**Requirement:**
Repeat, without any change, the entries presented below.

**Material provided:**

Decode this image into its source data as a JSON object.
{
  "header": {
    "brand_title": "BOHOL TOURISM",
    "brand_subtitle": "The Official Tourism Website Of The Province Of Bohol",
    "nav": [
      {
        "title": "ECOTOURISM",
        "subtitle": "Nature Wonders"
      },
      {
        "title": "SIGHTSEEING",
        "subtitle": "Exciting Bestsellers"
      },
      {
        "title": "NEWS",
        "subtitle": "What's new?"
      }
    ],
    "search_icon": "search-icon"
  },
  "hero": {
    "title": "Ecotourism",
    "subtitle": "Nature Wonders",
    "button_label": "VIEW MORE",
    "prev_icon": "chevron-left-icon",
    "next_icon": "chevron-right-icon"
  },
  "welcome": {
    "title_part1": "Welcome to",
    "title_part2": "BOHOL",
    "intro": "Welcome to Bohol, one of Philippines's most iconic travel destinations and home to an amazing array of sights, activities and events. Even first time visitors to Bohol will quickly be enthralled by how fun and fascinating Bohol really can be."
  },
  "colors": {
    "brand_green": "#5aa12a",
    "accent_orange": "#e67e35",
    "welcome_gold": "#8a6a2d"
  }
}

**Response:**
Decode this image into its source data as a JSON object.
{
  "header": {
    "brand_title": "BOHOL TOURISM",
    "brand_subtitle": "The Official Tourism Website Of The Province Of Bohol",
    "nav": [
      {
        "title": "ECOTOURISM",
        "subtitle": "Nature Wonders"
      },
      {
        "title": "SIGHTSEEING",
        "subtitle": "Exciting Bestsellers"
      },
      {
        "title": "NEWS",
        "subtitle": "What's new?"
      }
    ],
    "search_icon": "search-icon"
  },
  "hero": {
    "title": "Ecotourism",
    "subtitle": "Nature Wonders",
    "button_label": "VIEW MORE",
    "prev_icon": "chevron-left-icon",
    "next_icon": "chevron-right-icon"
  },
  "welcome": {
    "title_part1": "Welcome to",
    "title_part2": "BOHOL",
    "intro": "Welcome to Bohol, one of Philippines's most iconic travel destinations and home to an amazing array of sights, activities and events. Even first time visitors to Bohol will quickly be enthralled by how fun and fascinating Bohol really can be."
  },
  "colors": {
    "brand_green": "#5aa12a",
    "accent_orange": "#e67e35",
    "welcome_gold": "#8a6a2d"
  }
}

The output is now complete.